* Begin *

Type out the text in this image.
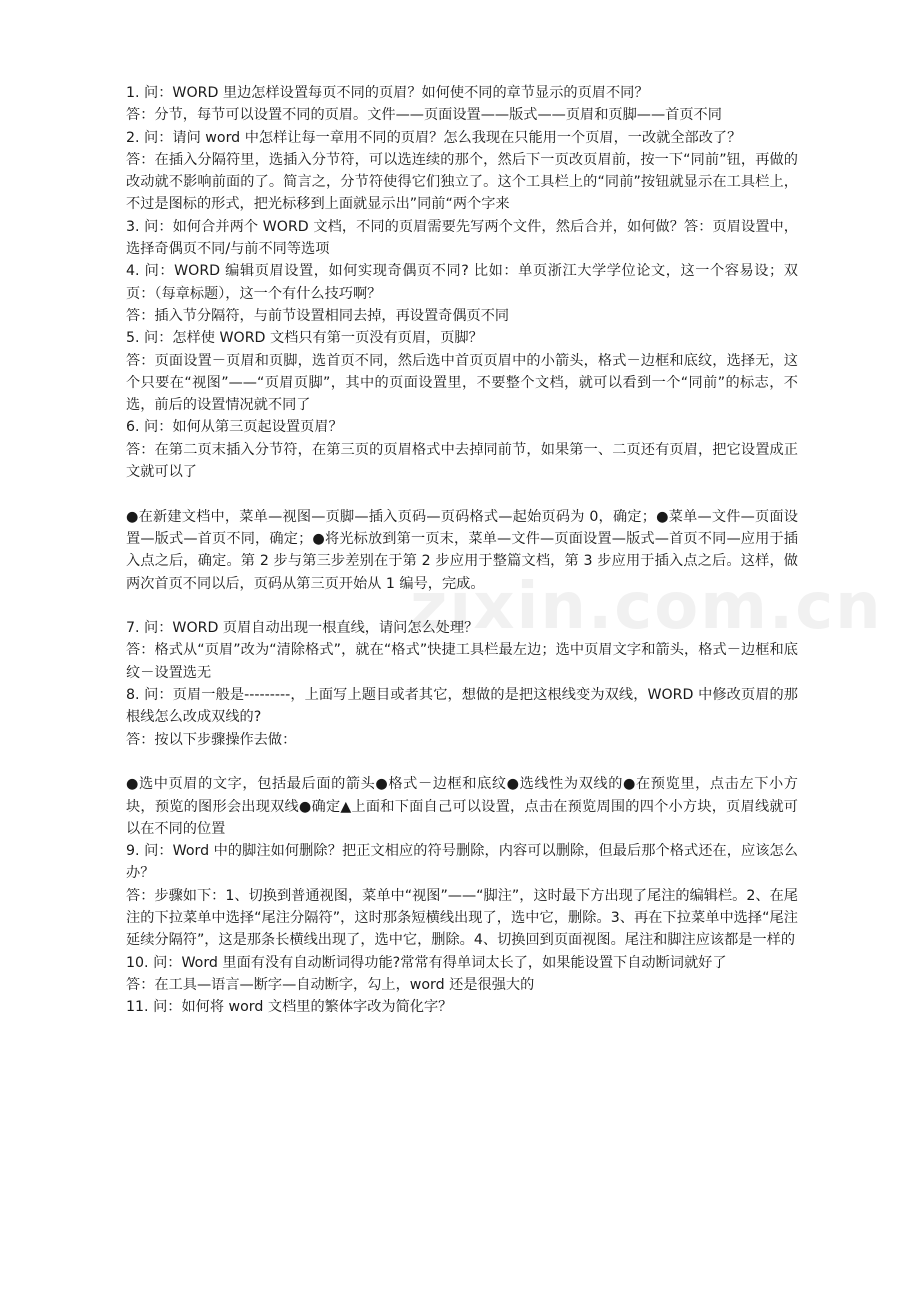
zixin.com.cn

1. 问：WORD 里边怎样设置每页不同的页眉？如何使不同的章节显示的页眉不同？

答：分节，每节可以设置不同的页眉。文件——页面设置——版式——页眉和页脚——首页不同

2. 问：请问 word 中怎样让每一章用不同的页眉？怎么我现在只能用一个页眉，一改就全部改了？

答：在插入分隔符里，选插入分节符，可以选连续的那个，然后下一页改页眉前，按一下“同前”钮，再做的改动就不影响前面的了。简言之，分节符使得它们独立了。这个工具栏上的“同前”按钮就显示在工具栏上，不过是图标的形式，把光标移到上面就显示出”同前“两个字来

3. 问：如何合并两个 WORD 文档，不同的页眉需要先写两个文件，然后合并，如何做？答：页眉设置中，选择奇偶页不同/与前不同等选项

4. 问：WORD 编辑页眉设置，如何实现奇偶页不同? 比如：单页浙江大学学位论文，这一个容易设；双页：（每章标题），这一个有什么技巧啊？

答：插入节分隔符，与前节设置相同去掉，再设置奇偶页不同

5. 问：怎样使 WORD 文档只有第一页没有页眉，页脚？

答：页面设置－页眉和页脚，选首页不同，然后选中首页页眉中的小箭头，格式－边框和底纹，选择无，这个只要在“视图”——“页眉页脚”，其中的页面设置里，不要整个文档，就可以看到一个“同前”的标志，不选，前后的设置情况就不同了

6. 问：如何从第三页起设置页眉？

答：在第二页末插入分节符，在第三页的页眉格式中去掉同前节，如果第一、二页还有页眉，把它设置成正文就可以了

●在新建文档中，菜单—视图—页脚—插入页码—页码格式—起始页码为 0，确定；●菜单—文件—页面设置—版式—首页不同，确定；●将光标放到第一页末，菜单—文件—页面设置—版式—首页不同—应用于插入点之后，确定。第 2 步与第三步差别在于第 2 步应用于整篇文档，第 3 步应用于插入点之后。这样，做两次首页不同以后，页码从第三页开始从 1 编号，完成。

7. 问：WORD 页眉自动出现一根直线，请问怎么处理？

答：格式从“页眉”改为“清除格式”，就在“格式”快捷工具栏最左边；选中页眉文字和箭头，格式－边框和底纹－设置选无

8. 问：页眉一般是---------，上面写上题目或者其它，想做的是把这根线变为双线，WORD 中修改页眉的那根线怎么改成双线的?

答：按以下步骤操作去做：

●选中页眉的文字，包括最后面的箭头●格式－边框和底纹●选线性为双线的●在预览里，点击左下小方块，预览的图形会出现双线●确定▲上面和下面自己可以设置，点击在预览周围的四个小方块，页眉线就可以在不同的位置

9. 问：Word 中的脚注如何删除？把正文相应的符号删除，内容可以删除，但最后那个格式还在，应该怎么办？

答：步骤如下：1、切换到普通视图，菜单中“视图”——“脚注”，这时最下方出现了尾注的编辑栏。2、在尾注的下拉菜单中选择“尾注分隔符”，这时那条短横线出现了，选中它，删除。3、再在下拉菜单中选择“尾注延续分隔符”，这是那条长横线出现了，选中它，删除。4、切换回到页面视图。尾注和脚注应该都是一样的

10. 问：Word 里面有没有自动断词得功能?常常有得单词太长了，如果能设置下自动断词就好了

答：在工具—语言—断字—自动断字，勾上，word 还是很强大的

11. 问：如何将 word 文档里的繁体字改为简化字？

* End *

**Description of the task:** Quote the entries above word for word. Leave the images out.

**Written reply:**
Type out the text in this image.
zixin.com.cn

1. 问：WORD 里边怎样设置每页不同的页眉？如何使不同的章节显示的页眉不同？

答：分节，每节可以设置不同的页眉。文件——页面设置——版式——页眉和页脚——首页不同

2. 问：请问 word 中怎样让每一章用不同的页眉？怎么我现在只能用一个页眉，一改就全部改了？

答：在插入分隔符里，选插入分节符，可以选连续的那个，然后下一页改页眉前，按一下“同前”钮，再做的改动就不影响前面的了。简言之，分节符使得它们独立了。这个工具栏上的“同前”按钮就显示在工具栏上，不过是图标的形式，把光标移到上面就显示出”同前“两个字来

3. 问：如何合并两个 WORD 文档，不同的页眉需要先写两个文件，然后合并，如何做？答：页眉设置中，选择奇偶页不同/与前不同等选项

4. 问：WORD 编辑页眉设置，如何实现奇偶页不同? 比如：单页浙江大学学位论文，这一个容易设；双页：（每章标题），这一个有什么技巧啊？

答：插入节分隔符，与前节设置相同去掉，再设置奇偶页不同

5. 问：怎样使 WORD 文档只有第一页没有页眉，页脚？

答：页面设置－页眉和页脚，选首页不同，然后选中首页页眉中的小箭头，格式－边框和底纹，选择无，这个只要在“视图”——“页眉页脚”，其中的页面设置里，不要整个文档，就可以看到一个“同前”的标志，不选，前后的设置情况就不同了

6. 问：如何从第三页起设置页眉？

答：在第二页末插入分节符，在第三页的页眉格式中去掉同前节，如果第一、二页还有页眉，把它设置成正文就可以了

●在新建文档中，菜单—视图—页脚—插入页码—页码格式—起始页码为 0，确定；●菜单—文件—页面设置—版式—首页不同，确定；●将光标放到第一页末，菜单—文件—页面设置—版式—首页不同—应用于插入点之后，确定。第 2 步与第三步差别在于第 2 步应用于整篇文档，第 3 步应用于插入点之后。这样，做两次首页不同以后，页码从第三页开始从 1 编号，完成。

7. 问：WORD 页眉自动出现一根直线，请问怎么处理？

答：格式从“页眉”改为“清除格式”，就在“格式”快捷工具栏最左边；选中页眉文字和箭头，格式－边框和底纹－设置选无

8. 问：页眉一般是---------，上面写上题目或者其它，想做的是把这根线变为双线，WORD 中修改页眉的那根线怎么改成双线的?

答：按以下步骤操作去做：

●选中页眉的文字，包括最后面的箭头●格式－边框和底纹●选线性为双线的●在预览里，点击左下小方块，预览的图形会出现双线●确定▲上面和下面自己可以设置，点击在预览周围的四个小方块，页眉线就可以在不同的位置

9. 问：Word 中的脚注如何删除？把正文相应的符号删除，内容可以删除，但最后那个格式还在，应该怎么办？

答：步骤如下：1、切换到普通视图，菜单中“视图”——“脚注”，这时最下方出现了尾注的编辑栏。2、在尾注的下拉菜单中选择“尾注分隔符”，这时那条短横线出现了，选中它，删除。3、再在下拉菜单中选择“尾注延续分隔符”，这是那条长横线出现了，选中它，删除。4、切换回到页面视图。尾注和脚注应该都是一样的

10. 问：Word 里面有没有自动断词得功能?常常有得单词太长了，如果能设置下自动断词就好了

答：在工具—语言—断字—自动断字，勾上，word 还是很强大的

11. 问：如何将 word 文档里的繁体字改为简化字？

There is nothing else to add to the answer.